## Objective
Would you extract the whole listing below and retype it exactly?

## Stored rows
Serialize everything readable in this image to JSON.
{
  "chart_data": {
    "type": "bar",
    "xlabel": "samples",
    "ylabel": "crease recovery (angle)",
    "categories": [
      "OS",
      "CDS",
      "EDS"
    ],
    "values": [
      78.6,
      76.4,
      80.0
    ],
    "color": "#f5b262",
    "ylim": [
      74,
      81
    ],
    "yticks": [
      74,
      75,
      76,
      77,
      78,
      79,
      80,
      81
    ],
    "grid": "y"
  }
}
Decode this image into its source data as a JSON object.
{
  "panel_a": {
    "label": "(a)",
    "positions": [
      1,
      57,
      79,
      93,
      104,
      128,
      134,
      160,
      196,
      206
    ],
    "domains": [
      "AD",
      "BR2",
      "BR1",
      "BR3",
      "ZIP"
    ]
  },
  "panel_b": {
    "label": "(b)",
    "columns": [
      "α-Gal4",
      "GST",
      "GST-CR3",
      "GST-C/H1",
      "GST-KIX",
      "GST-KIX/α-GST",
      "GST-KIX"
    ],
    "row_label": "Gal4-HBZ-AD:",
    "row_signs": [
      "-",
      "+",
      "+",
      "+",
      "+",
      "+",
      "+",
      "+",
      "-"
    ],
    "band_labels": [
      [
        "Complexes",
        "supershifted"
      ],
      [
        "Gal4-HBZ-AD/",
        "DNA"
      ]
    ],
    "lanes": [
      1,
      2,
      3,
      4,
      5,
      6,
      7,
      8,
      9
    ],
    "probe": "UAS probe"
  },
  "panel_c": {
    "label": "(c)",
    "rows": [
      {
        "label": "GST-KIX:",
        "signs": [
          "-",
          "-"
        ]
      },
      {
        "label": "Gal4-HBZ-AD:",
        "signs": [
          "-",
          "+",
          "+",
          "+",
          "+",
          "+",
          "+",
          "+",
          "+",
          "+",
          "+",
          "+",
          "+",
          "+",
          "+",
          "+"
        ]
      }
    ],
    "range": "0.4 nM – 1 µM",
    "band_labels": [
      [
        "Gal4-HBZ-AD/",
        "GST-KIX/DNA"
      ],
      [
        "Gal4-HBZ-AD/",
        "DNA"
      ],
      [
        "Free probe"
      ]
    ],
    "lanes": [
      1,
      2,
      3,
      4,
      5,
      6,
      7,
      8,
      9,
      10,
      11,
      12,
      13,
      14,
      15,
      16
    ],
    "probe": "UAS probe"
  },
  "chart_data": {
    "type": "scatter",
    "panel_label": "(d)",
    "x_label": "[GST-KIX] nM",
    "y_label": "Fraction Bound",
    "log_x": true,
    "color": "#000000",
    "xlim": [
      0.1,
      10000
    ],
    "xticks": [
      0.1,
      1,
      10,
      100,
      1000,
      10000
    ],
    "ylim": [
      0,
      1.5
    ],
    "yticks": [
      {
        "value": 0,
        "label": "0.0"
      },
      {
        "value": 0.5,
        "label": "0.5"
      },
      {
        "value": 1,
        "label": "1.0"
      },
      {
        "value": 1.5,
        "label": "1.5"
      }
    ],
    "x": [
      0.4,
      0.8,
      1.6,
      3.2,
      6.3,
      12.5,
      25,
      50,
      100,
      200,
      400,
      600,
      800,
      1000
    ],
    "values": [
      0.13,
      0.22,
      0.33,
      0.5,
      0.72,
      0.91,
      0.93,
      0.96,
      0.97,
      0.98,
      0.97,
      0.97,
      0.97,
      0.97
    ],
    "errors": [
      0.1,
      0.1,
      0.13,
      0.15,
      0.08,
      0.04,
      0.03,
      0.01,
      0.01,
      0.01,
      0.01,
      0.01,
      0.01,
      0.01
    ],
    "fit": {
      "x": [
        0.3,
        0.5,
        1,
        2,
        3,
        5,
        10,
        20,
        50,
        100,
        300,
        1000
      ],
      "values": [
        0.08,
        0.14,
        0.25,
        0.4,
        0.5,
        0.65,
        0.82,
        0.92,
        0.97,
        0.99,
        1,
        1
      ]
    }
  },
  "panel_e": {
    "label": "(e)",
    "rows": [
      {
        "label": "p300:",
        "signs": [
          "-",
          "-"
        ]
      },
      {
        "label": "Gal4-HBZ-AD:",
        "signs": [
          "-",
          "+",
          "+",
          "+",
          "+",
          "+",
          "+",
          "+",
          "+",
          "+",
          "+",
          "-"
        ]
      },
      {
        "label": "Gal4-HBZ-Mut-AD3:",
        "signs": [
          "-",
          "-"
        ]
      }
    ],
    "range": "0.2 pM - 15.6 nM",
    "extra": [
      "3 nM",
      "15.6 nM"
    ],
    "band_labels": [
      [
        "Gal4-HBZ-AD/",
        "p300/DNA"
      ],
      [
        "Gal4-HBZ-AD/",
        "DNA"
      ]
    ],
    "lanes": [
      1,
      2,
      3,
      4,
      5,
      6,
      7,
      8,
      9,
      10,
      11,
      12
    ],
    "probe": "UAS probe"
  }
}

## Full answer
Serialize everything readable in this image to JSON.
{
  "chart_data": {
    "type": "bar",
    "xlabel": "samples",
    "ylabel": "crease recovery (angle)",
    "categories": [
      "OS",
      "CDS",
      "EDS"
    ],
    "values": [
      78.6,
      76.4,
      80.0
    ],
    "color": "#f5b262",
    "ylim": [
      74,
      81
    ],
    "yticks": [
      74,
      75,
      76,
      77,
      78,
      79,
      80,
      81
    ],
    "grid": "y"
  }
}
Decode this image into its source data as a JSON object.
{
  "panel_a": {
    "label": "(a)",
    "positions": [
      1,
      57,
      79,
      93,
      104,
      128,
      134,
      160,
      196,
      206
    ],
    "domains": [
      "AD",
      "BR2",
      "BR1",
      "BR3",
      "ZIP"
    ]
  },
  "panel_b": {
    "label": "(b)",
    "columns": [
      "α-Gal4",
      "GST",
      "GST-CR3",
      "GST-C/H1",
      "GST-KIX",
      "GST-KIX/α-GST",
      "GST-KIX"
    ],
    "row_label": "Gal4-HBZ-AD:",
    "row_signs": [
      "-",
      "+",
      "+",
      "+",
      "+",
      "+",
      "+",
      "+",
      "-"
    ],
    "band_labels": [
      [
        "Complexes",
        "supershifted"
      ],
      [
        "Gal4-HBZ-AD/",
        "DNA"
      ]
    ],
    "lanes": [
      1,
      2,
      3,
      4,
      5,
      6,
      7,
      8,
      9
    ],
    "probe": "UAS probe"
  },
  "panel_c": {
    "label": "(c)",
    "rows": [
      {
        "label": "GST-KIX:",
        "signs": [
          "-",
          "-"
        ]
      },
      {
        "label": "Gal4-HBZ-AD:",
        "signs": [
          "-",
          "+",
          "+",
          "+",
          "+",
          "+",
          "+",
          "+",
          "+",
          "+",
          "+",
          "+",
          "+",
          "+",
          "+",
          "+"
        ]
      }
    ],
    "range": "0.4 nM – 1 µM",
    "band_labels": [
      [
        "Gal4-HBZ-AD/",
        "GST-KIX/DNA"
      ],
      [
        "Gal4-HBZ-AD/",
        "DNA"
      ],
      [
        "Free probe"
      ]
    ],
    "lanes": [
      1,
      2,
      3,
      4,
      5,
      6,
      7,
      8,
      9,
      10,
      11,
      12,
      13,
      14,
      15,
      16
    ],
    "probe": "UAS probe"
  },
  "chart_data": {
    "type": "scatter",
    "panel_label": "(d)",
    "x_label": "[GST-KIX] nM",
    "y_label": "Fraction Bound",
    "log_x": true,
    "color": "#000000",
    "xlim": [
      0.1,
      10000
    ],
    "xticks": [
      0.1,
      1,
      10,
      100,
      1000,
      10000
    ],
    "ylim": [
      0,
      1.5
    ],
    "yticks": [
      {
        "value": 0,
        "label": "0.0"
      },
      {
        "value": 0.5,
        "label": "0.5"
      },
      {
        "value": 1,
        "label": "1.0"
      },
      {
        "value": 1.5,
        "label": "1.5"
      }
    ],
    "x": [
      0.4,
      0.8,
      1.6,
      3.2,
      6.3,
      12.5,
      25,
      50,
      100,
      200,
      400,
      600,
      800,
      1000
    ],
    "values": [
      0.13,
      0.22,
      0.33,
      0.5,
      0.72,
      0.91,
      0.93,
      0.96,
      0.97,
      0.98,
      0.97,
      0.97,
      0.97,
      0.97
    ],
    "errors": [
      0.1,
      0.1,
      0.13,
      0.15,
      0.08,
      0.04,
      0.03,
      0.01,
      0.01,
      0.01,
      0.01,
      0.01,
      0.01,
      0.01
    ],
    "fit": {
      "x": [
        0.3,
        0.5,
        1,
        2,
        3,
        5,
        10,
        20,
        50,
        100,
        300,
        1000
      ],
      "values": [
        0.08,
        0.14,
        0.25,
        0.4,
        0.5,
        0.65,
        0.82,
        0.92,
        0.97,
        0.99,
        1,
        1
      ]
    }
  },
  "panel_e": {
    "label": "(e)",
    "rows": [
      {
        "label": "p300:",
        "signs": [
          "-",
          "-"
        ]
      },
      {
        "label": "Gal4-HBZ-AD:",
        "signs": [
          "-",
          "+",
          "+",
          "+",
          "+",
          "+",
          "+",
          "+",
          "+",
          "+",
          "+",
          "-"
        ]
      },
      {
        "label": "Gal4-HBZ-Mut-AD3:",
        "signs": [
          "-",
          "-"
        ]
      }
    ],
    "range": "0.2 pM - 15.6 nM",
    "extra": [
      "3 nM",
      "15.6 nM"
    ],
    "band_labels": [
      [
        "Gal4-HBZ-AD/",
        "p300/DNA"
      ],
      [
        "Gal4-HBZ-AD/",
        "DNA"
      ]
    ],
    "lanes": [
      1,
      2,
      3,
      4,
      5,
      6,
      7,
      8,
      9,
      10,
      11,
      12
    ],
    "probe": "UAS probe"
  }
}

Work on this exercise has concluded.